→ **Provided records**:
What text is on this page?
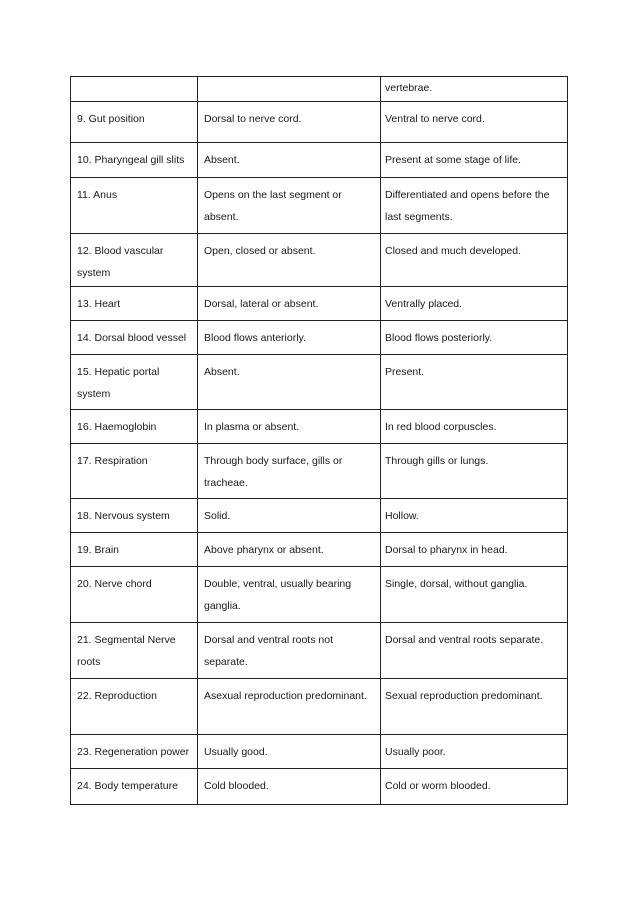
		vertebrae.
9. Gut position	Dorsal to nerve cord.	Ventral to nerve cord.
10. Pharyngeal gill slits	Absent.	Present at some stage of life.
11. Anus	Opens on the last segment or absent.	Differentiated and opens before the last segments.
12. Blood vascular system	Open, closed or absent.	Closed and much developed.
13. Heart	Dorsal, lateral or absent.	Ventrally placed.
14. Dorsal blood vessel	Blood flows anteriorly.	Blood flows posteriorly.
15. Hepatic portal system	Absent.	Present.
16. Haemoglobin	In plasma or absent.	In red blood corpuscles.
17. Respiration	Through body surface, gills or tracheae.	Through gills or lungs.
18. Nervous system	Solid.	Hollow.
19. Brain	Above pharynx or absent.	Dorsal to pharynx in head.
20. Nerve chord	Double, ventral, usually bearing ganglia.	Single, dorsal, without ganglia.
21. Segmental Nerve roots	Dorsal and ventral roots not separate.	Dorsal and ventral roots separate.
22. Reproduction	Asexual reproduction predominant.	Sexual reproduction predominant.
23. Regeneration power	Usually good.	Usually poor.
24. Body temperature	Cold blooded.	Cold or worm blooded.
* * *
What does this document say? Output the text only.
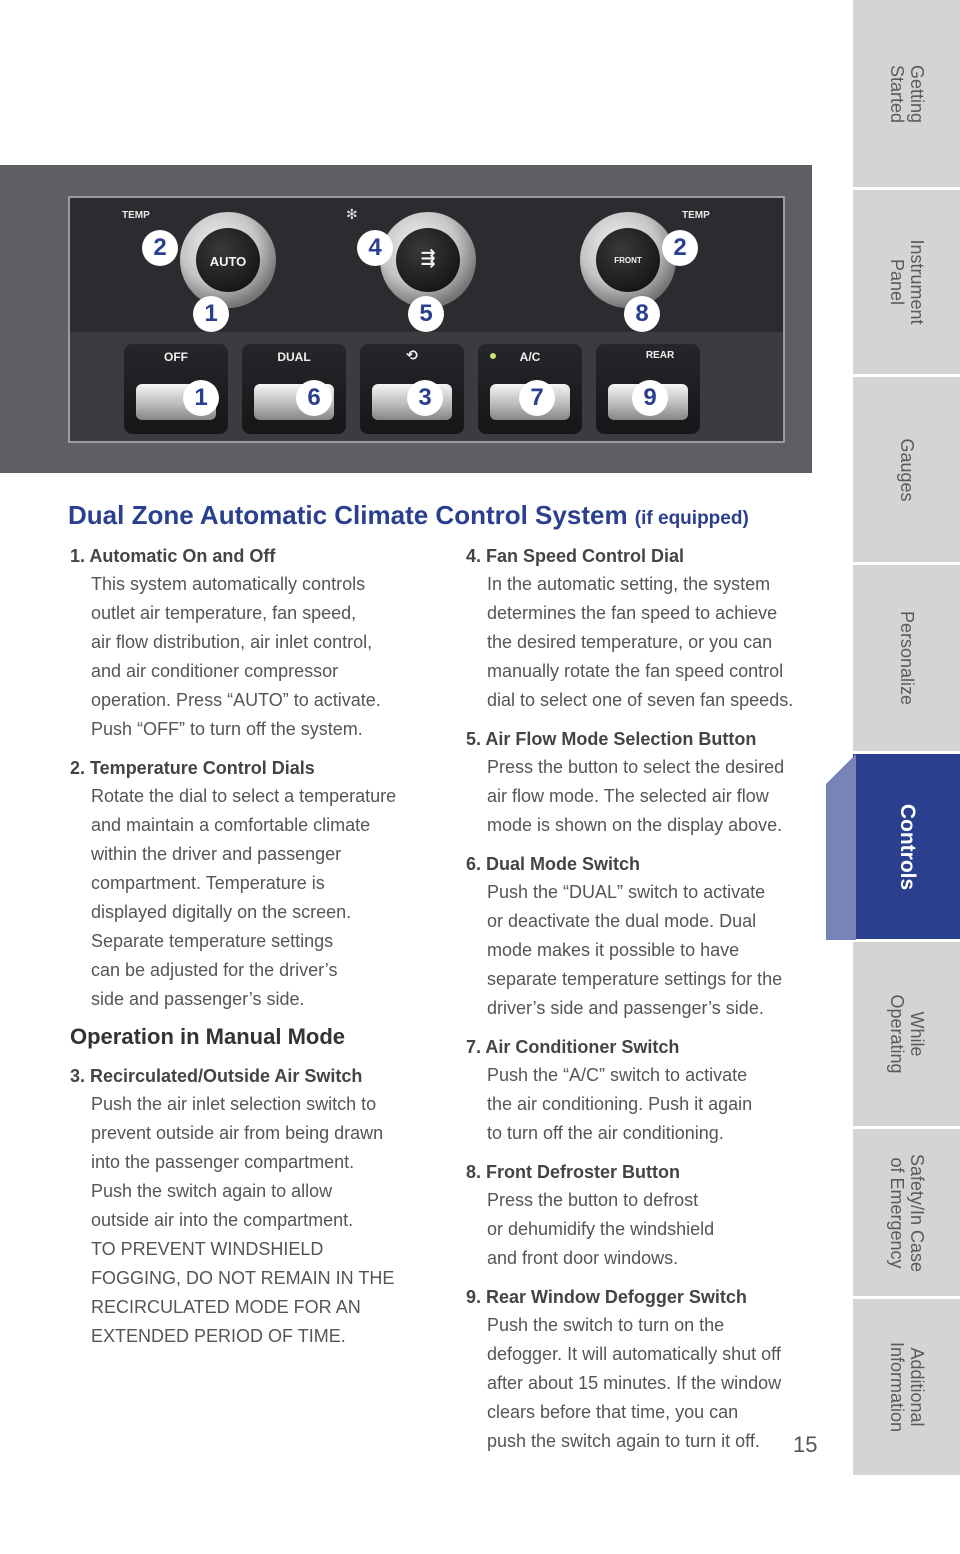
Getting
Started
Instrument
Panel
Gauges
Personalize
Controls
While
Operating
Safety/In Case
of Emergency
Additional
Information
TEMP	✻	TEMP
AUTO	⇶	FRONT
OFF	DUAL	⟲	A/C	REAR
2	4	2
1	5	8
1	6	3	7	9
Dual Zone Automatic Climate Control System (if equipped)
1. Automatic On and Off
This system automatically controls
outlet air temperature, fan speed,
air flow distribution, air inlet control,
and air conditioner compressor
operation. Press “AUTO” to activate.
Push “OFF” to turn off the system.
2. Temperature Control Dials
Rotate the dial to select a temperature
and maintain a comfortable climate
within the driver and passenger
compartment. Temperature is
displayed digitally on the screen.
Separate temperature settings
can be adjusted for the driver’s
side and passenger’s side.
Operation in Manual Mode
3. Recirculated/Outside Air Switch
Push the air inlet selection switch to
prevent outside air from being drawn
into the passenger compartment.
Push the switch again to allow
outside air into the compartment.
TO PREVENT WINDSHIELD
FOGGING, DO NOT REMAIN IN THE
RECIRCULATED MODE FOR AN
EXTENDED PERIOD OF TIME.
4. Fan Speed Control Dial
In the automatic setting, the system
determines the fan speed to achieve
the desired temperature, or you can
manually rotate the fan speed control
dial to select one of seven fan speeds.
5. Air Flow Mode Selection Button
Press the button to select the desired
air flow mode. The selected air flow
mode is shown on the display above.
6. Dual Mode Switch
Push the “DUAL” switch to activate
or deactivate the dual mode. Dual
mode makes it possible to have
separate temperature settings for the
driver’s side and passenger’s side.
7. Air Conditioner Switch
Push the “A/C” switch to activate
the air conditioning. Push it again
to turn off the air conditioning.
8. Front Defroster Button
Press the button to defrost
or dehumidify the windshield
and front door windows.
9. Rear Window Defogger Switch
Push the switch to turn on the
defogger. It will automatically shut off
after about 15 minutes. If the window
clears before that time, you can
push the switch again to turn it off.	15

→ **Work to be completed**: Search the entries for the string "again" and collect each line that has it.

→ **Exercise output**:
Push the switch again to allow
the air conditioning. Push it again
push the switch again to turn it off.	15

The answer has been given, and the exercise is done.